Items listed in a dataset:
========
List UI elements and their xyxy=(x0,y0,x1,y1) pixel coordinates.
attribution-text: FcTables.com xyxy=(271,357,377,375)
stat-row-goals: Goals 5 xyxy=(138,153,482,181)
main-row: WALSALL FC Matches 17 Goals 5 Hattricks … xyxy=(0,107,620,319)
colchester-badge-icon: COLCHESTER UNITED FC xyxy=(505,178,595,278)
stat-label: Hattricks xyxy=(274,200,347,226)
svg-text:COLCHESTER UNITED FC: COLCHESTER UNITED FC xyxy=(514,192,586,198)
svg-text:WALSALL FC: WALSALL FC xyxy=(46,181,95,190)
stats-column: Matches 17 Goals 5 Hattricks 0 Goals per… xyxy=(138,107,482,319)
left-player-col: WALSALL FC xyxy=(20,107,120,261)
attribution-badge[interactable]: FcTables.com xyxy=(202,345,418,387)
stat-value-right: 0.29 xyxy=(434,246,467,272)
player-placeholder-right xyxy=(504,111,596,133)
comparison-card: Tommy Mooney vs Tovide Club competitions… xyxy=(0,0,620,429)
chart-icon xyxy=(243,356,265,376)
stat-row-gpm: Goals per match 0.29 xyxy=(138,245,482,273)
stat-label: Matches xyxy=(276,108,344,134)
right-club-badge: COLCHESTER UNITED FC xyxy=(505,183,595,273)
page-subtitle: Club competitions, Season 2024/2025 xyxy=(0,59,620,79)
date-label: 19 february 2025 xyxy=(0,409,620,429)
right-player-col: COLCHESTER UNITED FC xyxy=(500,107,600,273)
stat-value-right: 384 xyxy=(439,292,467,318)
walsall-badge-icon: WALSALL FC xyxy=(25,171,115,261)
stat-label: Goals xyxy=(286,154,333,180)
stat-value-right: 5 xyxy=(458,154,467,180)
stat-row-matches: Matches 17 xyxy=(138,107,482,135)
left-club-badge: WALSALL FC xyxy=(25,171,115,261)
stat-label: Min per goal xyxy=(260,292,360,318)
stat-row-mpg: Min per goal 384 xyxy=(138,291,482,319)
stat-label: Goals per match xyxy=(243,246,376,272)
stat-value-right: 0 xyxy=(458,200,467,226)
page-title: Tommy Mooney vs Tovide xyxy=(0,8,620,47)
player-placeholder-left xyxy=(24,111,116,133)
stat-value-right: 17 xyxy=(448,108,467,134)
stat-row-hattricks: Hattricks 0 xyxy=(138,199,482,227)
========
- [What is required] Print every line of the material above again, without changing any of it.

- [Reply to the task]
List UI elements and their xyxy=(x0,y0,x1,y1) pixel coordinates.
attribution-text: FcTables.com xyxy=(271,357,377,375)
stat-row-goals: Goals 5 xyxy=(138,153,482,181)
main-row: WALSALL FC Matches 17 Goals 5 Hattricks … xyxy=(0,107,620,319)
colchester-badge-icon: COLCHESTER UNITED FC xyxy=(505,178,595,278)
stat-label: Hattricks xyxy=(274,200,347,226)
svg-text:COLCHESTER UNITED FC: COLCHESTER UNITED FC xyxy=(514,192,586,198)
svg-text:WALSALL FC: WALSALL FC xyxy=(46,181,95,190)
stats-column: Matches 17 Goals 5 Hattricks 0 Goals per… xyxy=(138,107,482,319)
left-player-col: WALSALL FC xyxy=(20,107,120,261)
attribution-badge[interactable]: FcTables.com xyxy=(202,345,418,387)
stat-value-right: 0.29 xyxy=(434,246,467,272)
player-placeholder-right xyxy=(504,111,596,133)
comparison-card: Tommy Mooney vs Tovide Club competitions… xyxy=(0,0,620,429)
chart-icon xyxy=(243,356,265,376)
stat-row-gpm: Goals per match 0.29 xyxy=(138,245,482,273)
stat-label: Matches xyxy=(276,108,344,134)
right-club-badge: COLCHESTER UNITED FC xyxy=(505,183,595,273)
page-subtitle: Club competitions, Season 2024/2025 xyxy=(0,59,620,79)
date-label: 19 february 2025 xyxy=(0,409,620,429)
right-player-col: COLCHESTER UNITED FC xyxy=(500,107,600,273)
stat-value-right: 384 xyxy=(439,292,467,318)
walsall-badge-icon: WALSALL FC xyxy=(25,171,115,261)
stat-label: Goals xyxy=(286,154,333,180)
stat-value-right: 5 xyxy=(458,154,467,180)
stat-row-matches: Matches 17 xyxy=(138,107,482,135)
left-club-badge: WALSALL FC xyxy=(25,171,115,261)
stat-label: Min per goal xyxy=(260,292,360,318)
stat-row-mpg: Min per goal 384 xyxy=(138,291,482,319)
stat-label: Goals per match xyxy=(243,246,376,272)
stat-value-right: 0 xyxy=(458,200,467,226)
page-title: Tommy Mooney vs Tovide xyxy=(0,8,620,47)
player-placeholder-left xyxy=(24,111,116,133)
stat-value-right: 17 xyxy=(448,108,467,134)
stat-row-hattricks: Hattricks 0 xyxy=(138,199,482,227)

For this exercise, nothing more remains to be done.